_Short task_
Every line of the material that follows must be printed again exactly.

_Source records_
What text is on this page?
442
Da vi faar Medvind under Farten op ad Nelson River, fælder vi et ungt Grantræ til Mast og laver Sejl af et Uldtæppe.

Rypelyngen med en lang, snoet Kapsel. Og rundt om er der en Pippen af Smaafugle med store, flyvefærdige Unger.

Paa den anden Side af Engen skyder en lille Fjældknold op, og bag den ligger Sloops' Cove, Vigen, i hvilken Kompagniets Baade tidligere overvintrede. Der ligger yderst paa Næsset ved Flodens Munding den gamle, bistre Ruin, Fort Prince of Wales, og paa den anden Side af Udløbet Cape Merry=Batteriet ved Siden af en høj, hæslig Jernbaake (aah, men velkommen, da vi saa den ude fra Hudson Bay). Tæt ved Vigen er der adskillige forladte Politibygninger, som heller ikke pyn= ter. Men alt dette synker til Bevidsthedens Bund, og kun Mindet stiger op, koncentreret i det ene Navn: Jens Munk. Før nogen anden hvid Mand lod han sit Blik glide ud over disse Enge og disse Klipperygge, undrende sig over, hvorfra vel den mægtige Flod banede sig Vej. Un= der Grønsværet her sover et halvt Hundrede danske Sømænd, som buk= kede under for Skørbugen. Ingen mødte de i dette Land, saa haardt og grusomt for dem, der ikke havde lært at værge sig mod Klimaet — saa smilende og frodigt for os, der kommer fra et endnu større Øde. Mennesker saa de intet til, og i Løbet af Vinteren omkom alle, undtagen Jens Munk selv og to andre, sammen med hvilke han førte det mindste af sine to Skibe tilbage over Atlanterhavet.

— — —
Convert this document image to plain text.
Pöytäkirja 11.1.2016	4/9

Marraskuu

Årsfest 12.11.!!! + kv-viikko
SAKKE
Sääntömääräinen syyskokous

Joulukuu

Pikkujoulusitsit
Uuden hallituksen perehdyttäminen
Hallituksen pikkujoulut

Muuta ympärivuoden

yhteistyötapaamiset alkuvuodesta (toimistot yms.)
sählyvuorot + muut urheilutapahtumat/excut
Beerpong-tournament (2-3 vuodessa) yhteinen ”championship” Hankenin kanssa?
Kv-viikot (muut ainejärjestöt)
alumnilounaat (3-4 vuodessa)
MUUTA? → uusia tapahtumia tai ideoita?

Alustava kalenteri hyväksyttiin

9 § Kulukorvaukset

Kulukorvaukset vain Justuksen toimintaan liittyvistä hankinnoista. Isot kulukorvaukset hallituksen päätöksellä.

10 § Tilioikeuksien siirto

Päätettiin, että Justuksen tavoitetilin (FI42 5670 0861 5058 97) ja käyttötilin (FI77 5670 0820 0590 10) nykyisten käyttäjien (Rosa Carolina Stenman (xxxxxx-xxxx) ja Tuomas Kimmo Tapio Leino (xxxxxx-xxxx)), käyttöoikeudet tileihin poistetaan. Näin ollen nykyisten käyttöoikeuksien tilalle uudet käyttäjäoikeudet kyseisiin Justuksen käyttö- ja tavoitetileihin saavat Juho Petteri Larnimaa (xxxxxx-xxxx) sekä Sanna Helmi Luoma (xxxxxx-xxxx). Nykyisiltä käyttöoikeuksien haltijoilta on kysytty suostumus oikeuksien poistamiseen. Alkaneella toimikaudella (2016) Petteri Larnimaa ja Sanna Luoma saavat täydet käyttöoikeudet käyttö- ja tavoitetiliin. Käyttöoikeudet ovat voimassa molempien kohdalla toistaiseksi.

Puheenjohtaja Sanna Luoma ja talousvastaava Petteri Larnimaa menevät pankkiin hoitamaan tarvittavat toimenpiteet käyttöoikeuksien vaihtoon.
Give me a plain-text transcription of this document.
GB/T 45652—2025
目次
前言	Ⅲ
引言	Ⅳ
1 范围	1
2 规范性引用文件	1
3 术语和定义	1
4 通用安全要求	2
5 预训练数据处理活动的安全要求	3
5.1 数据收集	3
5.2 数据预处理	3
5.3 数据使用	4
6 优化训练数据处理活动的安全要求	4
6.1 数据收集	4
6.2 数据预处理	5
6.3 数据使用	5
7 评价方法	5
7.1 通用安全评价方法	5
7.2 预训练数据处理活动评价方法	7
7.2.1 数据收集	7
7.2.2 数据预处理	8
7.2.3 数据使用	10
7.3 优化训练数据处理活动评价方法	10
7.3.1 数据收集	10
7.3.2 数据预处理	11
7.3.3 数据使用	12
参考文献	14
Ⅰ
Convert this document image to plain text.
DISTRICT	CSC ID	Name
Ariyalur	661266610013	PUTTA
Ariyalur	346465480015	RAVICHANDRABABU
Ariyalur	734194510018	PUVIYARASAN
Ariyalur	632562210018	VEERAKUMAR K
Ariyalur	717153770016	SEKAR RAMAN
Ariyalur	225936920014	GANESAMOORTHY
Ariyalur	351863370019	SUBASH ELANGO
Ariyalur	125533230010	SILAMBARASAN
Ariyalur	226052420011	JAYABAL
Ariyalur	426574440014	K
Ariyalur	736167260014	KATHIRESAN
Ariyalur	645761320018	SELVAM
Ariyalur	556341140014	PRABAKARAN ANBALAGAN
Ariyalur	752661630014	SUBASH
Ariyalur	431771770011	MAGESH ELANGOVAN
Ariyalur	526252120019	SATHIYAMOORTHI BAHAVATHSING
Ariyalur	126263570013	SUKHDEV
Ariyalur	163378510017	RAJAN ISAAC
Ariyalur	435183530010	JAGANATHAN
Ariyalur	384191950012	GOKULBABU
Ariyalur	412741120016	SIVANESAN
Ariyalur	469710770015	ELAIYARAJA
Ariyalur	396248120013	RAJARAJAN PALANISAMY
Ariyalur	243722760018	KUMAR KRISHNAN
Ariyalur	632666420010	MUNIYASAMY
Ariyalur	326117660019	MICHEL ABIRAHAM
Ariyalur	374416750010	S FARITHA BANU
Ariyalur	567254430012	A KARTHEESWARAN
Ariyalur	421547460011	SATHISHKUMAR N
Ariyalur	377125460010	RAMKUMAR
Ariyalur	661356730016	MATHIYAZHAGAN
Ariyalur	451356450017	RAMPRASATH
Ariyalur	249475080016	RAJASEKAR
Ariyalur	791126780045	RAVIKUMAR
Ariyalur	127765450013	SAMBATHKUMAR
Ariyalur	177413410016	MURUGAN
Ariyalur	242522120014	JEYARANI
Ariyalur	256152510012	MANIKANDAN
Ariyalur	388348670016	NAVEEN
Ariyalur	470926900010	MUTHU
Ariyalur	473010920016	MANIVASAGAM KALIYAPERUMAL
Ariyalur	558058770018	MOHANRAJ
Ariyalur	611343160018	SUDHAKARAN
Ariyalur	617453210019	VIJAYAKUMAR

_Exercise response_
What text is on this page?
442
Da vi faar Medvind under Farten op ad Nelson River, fælder vi et ungt Grantræ til Mast og laver Sejl af et Uldtæppe.

Rypelyngen med en lang, snoet Kapsel. Og rundt om er der en Pippen af Smaafugle med store, flyvefærdige Unger.

Paa den anden Side af Engen skyder en lille Fjældknold op, og bag den ligger Sloops' Cove, Vigen, i hvilken Kompagniets Baade tidligere overvintrede. Der ligger yderst paa Næsset ved Flodens Munding den gamle, bistre Ruin, Fort Prince of Wales, og paa den anden Side af Udløbet Cape Merry=Batteriet ved Siden af en høj, hæslig Jernbaake (aah, men velkommen, da vi saa den ude fra Hudson Bay). Tæt ved Vigen er der adskillige forladte Politibygninger, som heller ikke pyn= ter. Men alt dette synker til Bevidsthedens Bund, og kun Mindet stiger op, koncentreret i det ene Navn: Jens Munk. Før nogen anden hvid Mand lod han sit Blik glide ud over disse Enge og disse Klipperygge, undrende sig over, hvorfra vel den mægtige Flod banede sig Vej. Un= der Grønsværet her sover et halvt Hundrede danske Sømænd, som buk= kede under for Skørbugen. Ingen mødte de i dette Land, saa haardt og grusomt for dem, der ikke havde lært at værge sig mod Klimaet — saa smilende og frodigt for os, der kommer fra et endnu større Øde. Mennesker saa de intet til, og i Løbet af Vinteren omkom alle, undtagen Jens Munk selv og to andre, sammen med hvilke han førte det mindste af sine to Skibe tilbage over Atlanterhavet.

— — —
Convert this document image to plain text.
Pöytäkirja 11.1.2016	4/9

Marraskuu

Årsfest 12.11.!!! + kv-viikko
SAKKE
Sääntömääräinen syyskokous

Joulukuu

Pikkujoulusitsit
Uuden hallituksen perehdyttäminen
Hallituksen pikkujoulut

Muuta ympärivuoden

yhteistyötapaamiset alkuvuodesta (toimistot yms.)
sählyvuorot + muut urheilutapahtumat/excut
Beerpong-tournament (2-3 vuodessa) yhteinen ”championship” Hankenin kanssa?
Kv-viikot (muut ainejärjestöt)
alumnilounaat (3-4 vuodessa)
MUUTA? → uusia tapahtumia tai ideoita?

Alustava kalenteri hyväksyttiin

9 § Kulukorvaukset

Kulukorvaukset vain Justuksen toimintaan liittyvistä hankinnoista. Isot kulukorvaukset hallituksen päätöksellä.

10 § Tilioikeuksien siirto

Päätettiin, että Justuksen tavoitetilin (FI42 5670 0861 5058 97) ja käyttötilin (FI77 5670 0820 0590 10) nykyisten käyttäjien (Rosa Carolina Stenman (xxxxxx-xxxx) ja Tuomas Kimmo Tapio Leino (xxxxxx-xxxx)), käyttöoikeudet tileihin poistetaan. Näin ollen nykyisten käyttöoikeuksien tilalle uudet käyttäjäoikeudet kyseisiin Justuksen käyttö- ja tavoitetileihin saavat Juho Petteri Larnimaa (xxxxxx-xxxx) sekä Sanna Helmi Luoma (xxxxxx-xxxx). Nykyisiltä käyttöoikeuksien haltijoilta on kysytty suostumus oikeuksien poistamiseen. Alkaneella toimikaudella (2016) Petteri Larnimaa ja Sanna Luoma saavat täydet käyttöoikeudet käyttö- ja tavoitetiliin. Käyttöoikeudet ovat voimassa molempien kohdalla toistaiseksi.

Puheenjohtaja Sanna Luoma ja talousvastaava Petteri Larnimaa menevät pankkiin hoitamaan tarvittavat toimenpiteet käyttöoikeuksien vaihtoon.
Give me a plain-text transcription of this document.
GB/T 45652—2025
目次
前言	Ⅲ
引言	Ⅳ
1 范围	1
2 规范性引用文件	1
3 术语和定义	1
4 通用安全要求	2
5 预训练数据处理活动的安全要求	3
5.1 数据收集	3
5.2 数据预处理	3
5.3 数据使用	4
6 优化训练数据处理活动的安全要求	4
6.1 数据收集	4
6.2 数据预处理	5
6.3 数据使用	5
7 评价方法	5
7.1 通用安全评价方法	5
7.2 预训练数据处理活动评价方法	7
7.2.1 数据收集	7
7.2.2 数据预处理	8
7.2.3 数据使用	10
7.3 优化训练数据处理活动评价方法	10
7.3.1 数据收集	10
7.3.2 数据预处理	11
7.3.3 数据使用	12
参考文献	14
Ⅰ
Convert this document image to plain text.
DISTRICT	CSC ID	Name
Ariyalur	661266610013	PUTTA
Ariyalur	346465480015	RAVICHANDRABABU
Ariyalur	734194510018	PUVIYARASAN
Ariyalur	632562210018	VEERAKUMAR K
Ariyalur	717153770016	SEKAR RAMAN
Ariyalur	225936920014	GANESAMOORTHY
Ariyalur	351863370019	SUBASH ELANGO
Ariyalur	125533230010	SILAMBARASAN
Ariyalur	226052420011	JAYABAL
Ariyalur	426574440014	K
Ariyalur	736167260014	KATHIRESAN
Ariyalur	645761320018	SELVAM
Ariyalur	556341140014	PRABAKARAN ANBALAGAN
Ariyalur	752661630014	SUBASH
Ariyalur	431771770011	MAGESH ELANGOVAN
Ariyalur	526252120019	SATHIYAMOORTHI BAHAVATHSING
Ariyalur	126263570013	SUKHDEV
Ariyalur	163378510017	RAJAN ISAAC
Ariyalur	435183530010	JAGANATHAN
Ariyalur	384191950012	GOKULBABU
Ariyalur	412741120016	SIVANESAN
Ariyalur	469710770015	ELAIYARAJA
Ariyalur	396248120013	RAJARAJAN PALANISAMY
Ariyalur	243722760018	KUMAR KRISHNAN
Ariyalur	632666420010	MUNIYASAMY
Ariyalur	326117660019	MICHEL ABIRAHAM
Ariyalur	374416750010	S FARITHA BANU
Ariyalur	567254430012	A KARTHEESWARAN
Ariyalur	421547460011	SATHISHKUMAR N
Ariyalur	377125460010	RAMKUMAR
Ariyalur	661356730016	MATHIYAZHAGAN
Ariyalur	451356450017	RAMPRASATH
Ariyalur	249475080016	RAJASEKAR
Ariyalur	791126780045	RAVIKUMAR
Ariyalur	127765450013	SAMBATHKUMAR
Ariyalur	177413410016	MURUGAN
Ariyalur	242522120014	JEYARANI
Ariyalur	256152510012	MANIKANDAN
Ariyalur	388348670016	NAVEEN
Ariyalur	470926900010	MUTHU
Ariyalur	473010920016	MANIVASAGAM KALIYAPERUMAL
Ariyalur	558058770018	MOHANRAJ
Ariyalur	611343160018	SUDHAKARAN
Ariyalur	617453210019	VIJAYAKUMAR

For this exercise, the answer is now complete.